++++ MATERIAL ++++
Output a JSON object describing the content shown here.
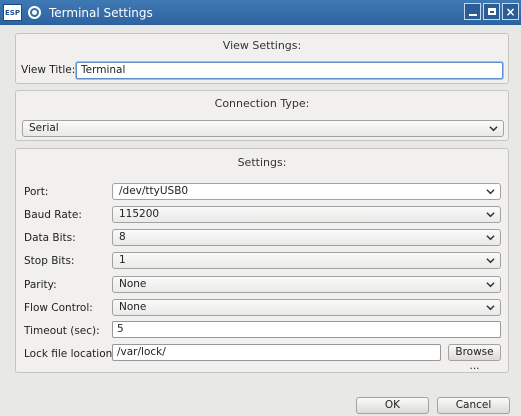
{
  "window": {
    "title": "Terminal Settings",
    "app_badge": "ESP",
    "controls": {
      "minimize": "minimize-icon",
      "maximize": "maximize-icon",
      "close": "×"
    }
  },
  "view_settings": {
    "heading": "View Settings:",
    "title_label": "View Title:",
    "title_value": "Terminal"
  },
  "connection": {
    "heading": "Connection Type:",
    "type_value": "Serial"
  },
  "settings": {
    "heading": "Settings:",
    "port_label": "Port:",
    "port_value": "/dev/ttyUSB0",
    "baud_label": "Baud Rate:",
    "baud_value": "115200",
    "databits_label": "Data Bits:",
    "databits_value": "8",
    "stopbits_label": "Stop Bits:",
    "stopbits_value": "1",
    "parity_label": "Parity:",
    "parity_value": "None",
    "flow_label": "Flow Control:",
    "flow_value": "None",
    "timeout_label": "Timeout (sec):",
    "timeout_value": "5",
    "lock_label": "Lock file location:",
    "lock_value": "/var/lock/",
    "browse_label": "Browse ..."
  },
  "footer": {
    "ok_label": "OK",
    "cancel_label": "Cancel"
  }
}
++++
**WORK TO COMPLETE:**
Restate each line of the records exactly; pictures do not belong in the copy.

**EXERCISE RESPONSE:**
Output a JSON object describing the content shown here.
{
  "window": {
    "title": "Terminal Settings",
    "app_badge": "ESP",
    "controls": {
      "minimize": "minimize-icon",
      "maximize": "maximize-icon",
      "close": "×"
    }
  },
  "view_settings": {
    "heading": "View Settings:",
    "title_label": "View Title:",
    "title_value": "Terminal"
  },
  "connection": {
    "heading": "Connection Type:",
    "type_value": "Serial"
  },
  "settings": {
    "heading": "Settings:",
    "port_label": "Port:",
    "port_value": "/dev/ttyUSB0",
    "baud_label": "Baud Rate:",
    "baud_value": "115200",
    "databits_label": "Data Bits:",
    "databits_value": "8",
    "stopbits_label": "Stop Bits:",
    "stopbits_value": "1",
    "parity_label": "Parity:",
    "parity_value": "None",
    "flow_label": "Flow Control:",
    "flow_value": "None",
    "timeout_label": "Timeout (sec):",
    "timeout_value": "5",
    "lock_label": "Lock file location:",
    "lock_value": "/var/lock/",
    "browse_label": "Browse ..."
  },
  "footer": {
    "ok_label": "OK",
    "cancel_label": "Cancel"
  }
}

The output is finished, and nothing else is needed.